• [TO BE DONE]:
From the entries that follow, pick out all lines holding "text".

• [AVAILABLE RECORDS]:
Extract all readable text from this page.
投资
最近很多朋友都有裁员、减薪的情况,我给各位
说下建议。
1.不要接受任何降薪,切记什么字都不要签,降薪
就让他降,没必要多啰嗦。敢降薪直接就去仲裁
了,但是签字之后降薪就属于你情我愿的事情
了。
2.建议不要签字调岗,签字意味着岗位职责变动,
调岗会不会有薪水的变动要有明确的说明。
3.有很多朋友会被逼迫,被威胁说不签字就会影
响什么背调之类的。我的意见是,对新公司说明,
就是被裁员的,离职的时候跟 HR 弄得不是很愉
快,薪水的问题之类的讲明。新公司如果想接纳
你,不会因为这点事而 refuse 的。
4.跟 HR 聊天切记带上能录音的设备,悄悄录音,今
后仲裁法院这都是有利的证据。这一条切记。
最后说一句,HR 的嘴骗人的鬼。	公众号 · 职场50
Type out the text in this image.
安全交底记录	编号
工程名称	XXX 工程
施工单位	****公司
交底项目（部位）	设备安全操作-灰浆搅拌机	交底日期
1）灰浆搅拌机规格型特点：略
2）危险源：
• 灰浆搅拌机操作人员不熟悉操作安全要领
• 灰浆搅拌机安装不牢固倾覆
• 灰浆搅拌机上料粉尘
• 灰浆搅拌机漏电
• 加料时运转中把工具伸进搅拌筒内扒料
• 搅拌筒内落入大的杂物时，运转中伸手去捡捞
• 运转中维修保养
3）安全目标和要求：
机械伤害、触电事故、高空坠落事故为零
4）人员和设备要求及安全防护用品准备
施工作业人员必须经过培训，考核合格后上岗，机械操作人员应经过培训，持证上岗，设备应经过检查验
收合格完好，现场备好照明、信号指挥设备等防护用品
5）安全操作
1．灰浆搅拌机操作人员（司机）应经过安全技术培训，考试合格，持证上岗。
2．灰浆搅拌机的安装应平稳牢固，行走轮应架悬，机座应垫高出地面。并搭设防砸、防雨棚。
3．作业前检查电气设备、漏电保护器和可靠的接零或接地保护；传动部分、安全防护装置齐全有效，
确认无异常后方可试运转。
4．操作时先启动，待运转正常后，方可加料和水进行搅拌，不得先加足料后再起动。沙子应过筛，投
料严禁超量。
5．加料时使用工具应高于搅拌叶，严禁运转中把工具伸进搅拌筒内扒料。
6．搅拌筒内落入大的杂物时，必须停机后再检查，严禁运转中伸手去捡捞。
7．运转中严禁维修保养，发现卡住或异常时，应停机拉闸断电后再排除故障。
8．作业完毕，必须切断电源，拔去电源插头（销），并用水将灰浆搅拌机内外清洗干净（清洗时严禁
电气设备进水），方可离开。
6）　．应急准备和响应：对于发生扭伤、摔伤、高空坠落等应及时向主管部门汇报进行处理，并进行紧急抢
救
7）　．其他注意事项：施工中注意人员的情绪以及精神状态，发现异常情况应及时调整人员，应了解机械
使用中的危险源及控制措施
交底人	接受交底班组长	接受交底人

• [REPLY]:
Extract all readable text from this page.
Type out the text in this image.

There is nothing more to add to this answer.